*Short problem*: Each record below is to be copied word for word, with pictures removed.

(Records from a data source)
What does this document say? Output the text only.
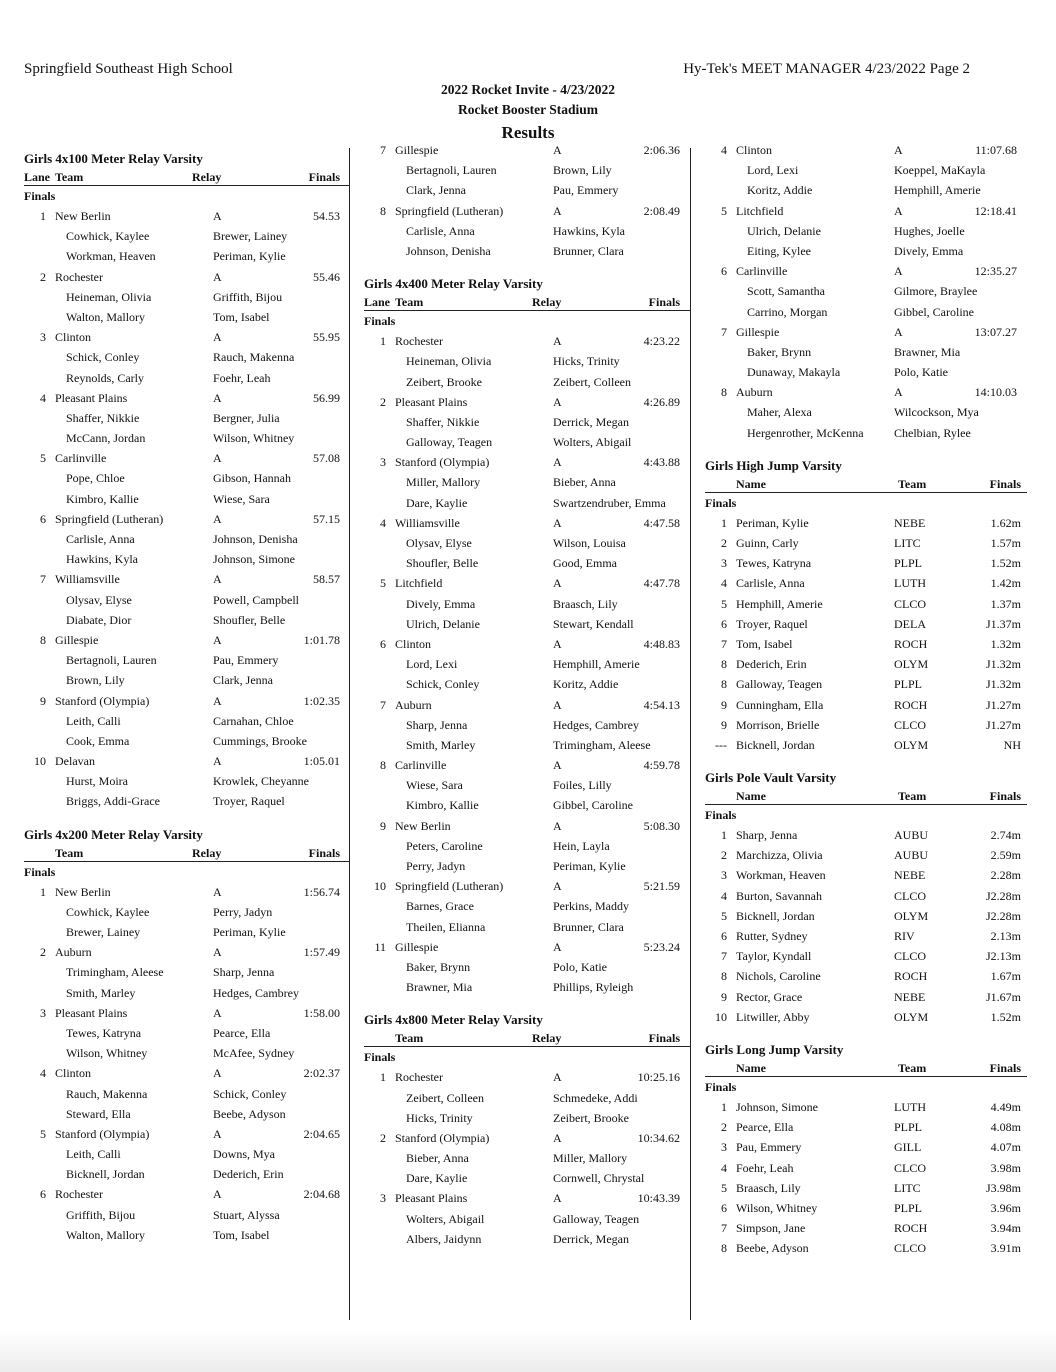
Springfield Southeast High School	Hy-Tek's MEET MANAGER 4/23/2022 Page 2
2022 Rocket Invite - 4/23/2022
Rocket Booster Stadium
Results
Girls 4x100 Meter Relay Varsity
Lane Team	Relay	Finals
Finals
1 New Berlin	A	54.53
Cowhick, Kaylee	Brewer, Lainey
Workman, Heaven	Periman, Kylie
2 Rochester	A	55.46
Heineman, Olivia	Griffith, Bijou
Walton, Mallory	Tom, Isabel
3 Clinton	A	55.95
Schick, Conley	Rauch, Makenna
Reynolds, Carly	Foehr, Leah
4 Pleasant Plains	A	56.99
Shaffer, Nikkie	Bergner, Julia
McCann, Jordan	Wilson, Whitney
5 Carlinville	A	57.08
Pope, Chloe	Gibson, Hannah
Kimbro, Kallie	Wiese, Sara
6 Springfield (Lutheran)	A	57.15
Carlisle, Anna	Johnson, Denisha
Hawkins, Kyla	Johnson, Simone
7 Williamsville	A	58.57
Olysav, Elyse	Powell, Campbell
Diabate, Dior	Shoufler, Belle
8 Gillespie	A	1:01.78
Bertagnoli, Lauren	Pau, Emmery
Brown, Lily	Clark, Jenna
9 Stanford (Olympia)	A	1:02.35
Leith, Calli	Carnahan, Chloe
Cook, Emma	Cummings, Brooke
10 Delavan	A	1:05.01
Hurst, Moira	Krowlek, Cheyanne
Briggs, Addi-Grace	Troyer, Raquel
Girls 4x200 Meter Relay Varsity
Team	Relay	Finals
Finals
1 New Berlin	A	1:56.74
Cowhick, Kaylee	Perry, Jadyn
Brewer, Lainey	Periman, Kylie
2 Auburn	A	1:57.49
Trimingham, Aleese	Sharp, Jenna
Smith, Marley	Hedges, Cambrey
3 Pleasant Plains	A	1:58.00
Tewes, Katryna	Pearce, Ella
Wilson, Whitney	McAfee, Sydney
4 Clinton	A	2:02.37
Rauch, Makenna	Schick, Conley
Steward, Ella	Beebe, Adyson
5 Stanford (Olympia)	A	2:04.65
Leith, Calli	Downs, Mya
Bicknell, Jordan	Dederich, Erin
6 Rochester	A	2:04.68
Griffith, Bijou	Stuart, Alyssa
Walton, Mallory	Tom, Isabel
7 Gillespie	A	2:06.36
Bertagnoli, Lauren	Brown, Lily
Clark, Jenna	Pau, Emmery
8 Springfield (Lutheran)	A	2:08.49
Carlisle, Anna	Hawkins, Kyla
Johnson, Denisha	Brunner, Clara
Girls 4x400 Meter Relay Varsity
Lane Team	Relay	Finals
Finals
1 Rochester	A	4:23.22
Heineman, Olivia	Hicks, Trinity
Zeibert, Brooke	Zeibert, Colleen
2 Pleasant Plains	A	4:26.89
Shaffer, Nikkie	Derrick, Megan
Galloway, Teagen	Wolters, Abigail
3 Stanford (Olympia)	A	4:43.88
Miller, Mallory	Bieber, Anna
Dare, Kaylie	Swartzendruber, Emma
4 Williamsville	A	4:47.58
Olysav, Elyse	Wilson, Louisa
Shoufler, Belle	Good, Emma
5 Litchfield	A	4:47.78
Dively, Emma	Braasch, Lily
Ulrich, Delanie	Stewart, Kendall
6 Clinton	A	4:48.83
Lord, Lexi	Hemphill, Amerie
Schick, Conley	Koritz, Addie
7 Auburn	A	4:54.13
Sharp, Jenna	Hedges, Cambrey
Smith, Marley	Trimingham, Aleese
8 Carlinville	A	4:59.78
Wiese, Sara	Foiles, Lilly
Kimbro, Kallie	Gibbel, Caroline
9 New Berlin	A	5:08.30
Peters, Caroline	Hein, Layla
Perry, Jadyn	Periman, Kylie
10 Springfield (Lutheran)	A	5:21.59
Barnes, Grace	Perkins, Maddy
Theilen, Elianna	Brunner, Clara
11 Gillespie	A	5:23.24
Baker, Brynn	Polo, Katie
Brawner, Mia	Phillips, Ryleigh
Girls 4x800 Meter Relay Varsity
Team	Relay	Finals
Finals
1 Rochester	A	10:25.16
Zeibert, Colleen	Schmedeke, Addi
Hicks, Trinity	Zeibert, Brooke
2 Stanford (Olympia)	A	10:34.62
Bieber, Anna	Miller, Mallory
Dare, Kaylie	Cornwell, Chrystal
3 Pleasant Plains	A	10:43.39
Wolters, Abigail	Galloway, Teagen
Albers, Jaidynn	Derrick, Megan
4 Clinton	A	11:07.68
Lord, Lexi	Koeppel, MaKayla
Koritz, Addie	Hemphill, Amerie
5 Litchfield	A	12:18.41
Ulrich, Delanie	Hughes, Joelle
Eiting, Kylee	Dively, Emma
6 Carlinville	A	12:35.27
Scott, Samantha	Gilmore, Braylee
Carrino, Morgan	Gibbel, Caroline
7 Gillespie	A	13:07.27
Baker, Brynn	Brawner, Mia
Dunaway, Makayla	Polo, Katie
8 Auburn	A	14:10.03
Maher, Alexa	Wilcockson, Mya
Hergenrother, McKenna	Chelbian, Rylee
Girls High Jump Varsity
Name	Team	Finals
Finals
1 Periman, Kylie	NEBE	1.62m
2 Guinn, Carly	LITC	1.57m
3 Tewes, Katryna	PLPL	1.52m
4 Carlisle, Anna	LUTH	1.42m
5 Hemphill, Amerie	CLCO	1.37m
6 Troyer, Raquel	DELA	J1.37m
7 Tom, Isabel	ROCH	1.32m
8 Dederich, Erin	OLYM	J1.32m
8 Galloway, Teagen	PLPL	J1.32m
9 Cunningham, Ella	ROCH	J1.27m
9 Morrison, Brielle	CLCO	J1.27m
--- Bicknell, Jordan	OLYM	NH
Girls Pole Vault Varsity
Name	Team	Finals
Finals
1 Sharp, Jenna	AUBU	2.74m
2 Marchizza, Olivia	AUBU	2.59m
3 Workman, Heaven	NEBE	2.28m
4 Burton, Savannah	CLCO	J2.28m
5 Bicknell, Jordan	OLYM	J2.28m
6 Rutter, Sydney	RIV	2.13m
7 Taylor, Kyndall	CLCO	J2.13m
8 Nichols, Caroline	ROCH	1.67m
9 Rector, Grace	NEBE	J1.67m
10 Litwiller, Abby	OLYM	1.52m
Girls Long Jump Varsity
Name	Team	Finals
Finals
1 Johnson, Simone	LUTH	4.49m
2 Pearce, Ella	PLPL	4.08m
3 Pau, Emmery	GILL	4.07m
4 Foehr, Leah	CLCO	3.98m
5 Braasch, Lily	LITC	J3.98m
6 Wilson, Whitney	PLPL	3.96m
7 Simpson, Jane	ROCH	3.94m
8 Beebe, Adyson	CLCO	3.91m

*Written answer*:
What does this document say? Output the text only.
Springfield Southeast High School	Hy-Tek's MEET MANAGER 4/23/2022 Page 2
2022 Rocket Invite - 4/23/2022
Rocket Booster Stadium
Results
Girls 4x100 Meter Relay Varsity
Lane Team	Relay	Finals
Finals
1 New Berlin	A	54.53
Cowhick, Kaylee	Brewer, Lainey
Workman, Heaven	Periman, Kylie
2 Rochester	A	55.46
Heineman, Olivia	Griffith, Bijou
Walton, Mallory	Tom, Isabel
3 Clinton	A	55.95
Schick, Conley	Rauch, Makenna
Reynolds, Carly	Foehr, Leah
4 Pleasant Plains	A	56.99
Shaffer, Nikkie	Bergner, Julia
McCann, Jordan	Wilson, Whitney
5 Carlinville	A	57.08
Pope, Chloe	Gibson, Hannah
Kimbro, Kallie	Wiese, Sara
6 Springfield (Lutheran)	A	57.15
Carlisle, Anna	Johnson, Denisha
Hawkins, Kyla	Johnson, Simone
7 Williamsville	A	58.57
Olysav, Elyse	Powell, Campbell
Diabate, Dior	Shoufler, Belle
8 Gillespie	A	1:01.78
Bertagnoli, Lauren	Pau, Emmery
Brown, Lily	Clark, Jenna
9 Stanford (Olympia)	A	1:02.35
Leith, Calli	Carnahan, Chloe
Cook, Emma	Cummings, Brooke
10 Delavan	A	1:05.01
Hurst, Moira	Krowlek, Cheyanne
Briggs, Addi-Grace	Troyer, Raquel
Girls 4x200 Meter Relay Varsity
Team	Relay	Finals
Finals
1 New Berlin	A	1:56.74
Cowhick, Kaylee	Perry, Jadyn
Brewer, Lainey	Periman, Kylie
2 Auburn	A	1:57.49
Trimingham, Aleese	Sharp, Jenna
Smith, Marley	Hedges, Cambrey
3 Pleasant Plains	A	1:58.00
Tewes, Katryna	Pearce, Ella
Wilson, Whitney	McAfee, Sydney
4 Clinton	A	2:02.37
Rauch, Makenna	Schick, Conley
Steward, Ella	Beebe, Adyson
5 Stanford (Olympia)	A	2:04.65
Leith, Calli	Downs, Mya
Bicknell, Jordan	Dederich, Erin
6 Rochester	A	2:04.68
Griffith, Bijou	Stuart, Alyssa
Walton, Mallory	Tom, Isabel
7 Gillespie	A	2:06.36
Bertagnoli, Lauren	Brown, Lily
Clark, Jenna	Pau, Emmery
8 Springfield (Lutheran)	A	2:08.49
Carlisle, Anna	Hawkins, Kyla
Johnson, Denisha	Brunner, Clara
Girls 4x400 Meter Relay Varsity
Lane Team	Relay	Finals
Finals
1 Rochester	A	4:23.22
Heineman, Olivia	Hicks, Trinity
Zeibert, Brooke	Zeibert, Colleen
2 Pleasant Plains	A	4:26.89
Shaffer, Nikkie	Derrick, Megan
Galloway, Teagen	Wolters, Abigail
3 Stanford (Olympia)	A	4:43.88
Miller, Mallory	Bieber, Anna
Dare, Kaylie	Swartzendruber, Emma
4 Williamsville	A	4:47.58
Olysav, Elyse	Wilson, Louisa
Shoufler, Belle	Good, Emma
5 Litchfield	A	4:47.78
Dively, Emma	Braasch, Lily
Ulrich, Delanie	Stewart, Kendall
6 Clinton	A	4:48.83
Lord, Lexi	Hemphill, Amerie
Schick, Conley	Koritz, Addie
7 Auburn	A	4:54.13
Sharp, Jenna	Hedges, Cambrey
Smith, Marley	Trimingham, Aleese
8 Carlinville	A	4:59.78
Wiese, Sara	Foiles, Lilly
Kimbro, Kallie	Gibbel, Caroline
9 New Berlin	A	5:08.30
Peters, Caroline	Hein, Layla
Perry, Jadyn	Periman, Kylie
10 Springfield (Lutheran)	A	5:21.59
Barnes, Grace	Perkins, Maddy
Theilen, Elianna	Brunner, Clara
11 Gillespie	A	5:23.24
Baker, Brynn	Polo, Katie
Brawner, Mia	Phillips, Ryleigh
Girls 4x800 Meter Relay Varsity
Team	Relay	Finals
Finals
1 Rochester	A	10:25.16
Zeibert, Colleen	Schmedeke, Addi
Hicks, Trinity	Zeibert, Brooke
2 Stanford (Olympia)	A	10:34.62
Bieber, Anna	Miller, Mallory
Dare, Kaylie	Cornwell, Chrystal
3 Pleasant Plains	A	10:43.39
Wolters, Abigail	Galloway, Teagen
Albers, Jaidynn	Derrick, Megan
4 Clinton	A	11:07.68
Lord, Lexi	Koeppel, MaKayla
Koritz, Addie	Hemphill, Amerie
5 Litchfield	A	12:18.41
Ulrich, Delanie	Hughes, Joelle
Eiting, Kylee	Dively, Emma
6 Carlinville	A	12:35.27
Scott, Samantha	Gilmore, Braylee
Carrino, Morgan	Gibbel, Caroline
7 Gillespie	A	13:07.27
Baker, Brynn	Brawner, Mia
Dunaway, Makayla	Polo, Katie
8 Auburn	A	14:10.03
Maher, Alexa	Wilcockson, Mya
Hergenrother, McKenna	Chelbian, Rylee
Girls High Jump Varsity
Name	Team	Finals
Finals
1 Periman, Kylie	NEBE	1.62m
2 Guinn, Carly	LITC	1.57m
3 Tewes, Katryna	PLPL	1.52m
4 Carlisle, Anna	LUTH	1.42m
5 Hemphill, Amerie	CLCO	1.37m
6 Troyer, Raquel	DELA	J1.37m
7 Tom, Isabel	ROCH	1.32m
8 Dederich, Erin	OLYM	J1.32m
8 Galloway, Teagen	PLPL	J1.32m
9 Cunningham, Ella	ROCH	J1.27m
9 Morrison, Brielle	CLCO	J1.27m
--- Bicknell, Jordan	OLYM	NH
Girls Pole Vault Varsity
Name	Team	Finals
Finals
1 Sharp, Jenna	AUBU	2.74m
2 Marchizza, Olivia	AUBU	2.59m
3 Workman, Heaven	NEBE	2.28m
4 Burton, Savannah	CLCO	J2.28m
5 Bicknell, Jordan	OLYM	J2.28m
6 Rutter, Sydney	RIV	2.13m
7 Taylor, Kyndall	CLCO	J2.13m
8 Nichols, Caroline	ROCH	1.67m
9 Rector, Grace	NEBE	J1.67m
10 Litwiller, Abby	OLYM	1.52m
Girls Long Jump Varsity
Name	Team	Finals
Finals
1 Johnson, Simone	LUTH	4.49m
2 Pearce, Ella	PLPL	4.08m
3 Pau, Emmery	GILL	4.07m
4 Foehr, Leah	CLCO	3.98m
5 Braasch, Lily	LITC	J3.98m
6 Wilson, Whitney	PLPL	3.96m
7 Simpson, Jane	ROCH	3.94m
8 Beebe, Adyson	CLCO	3.91m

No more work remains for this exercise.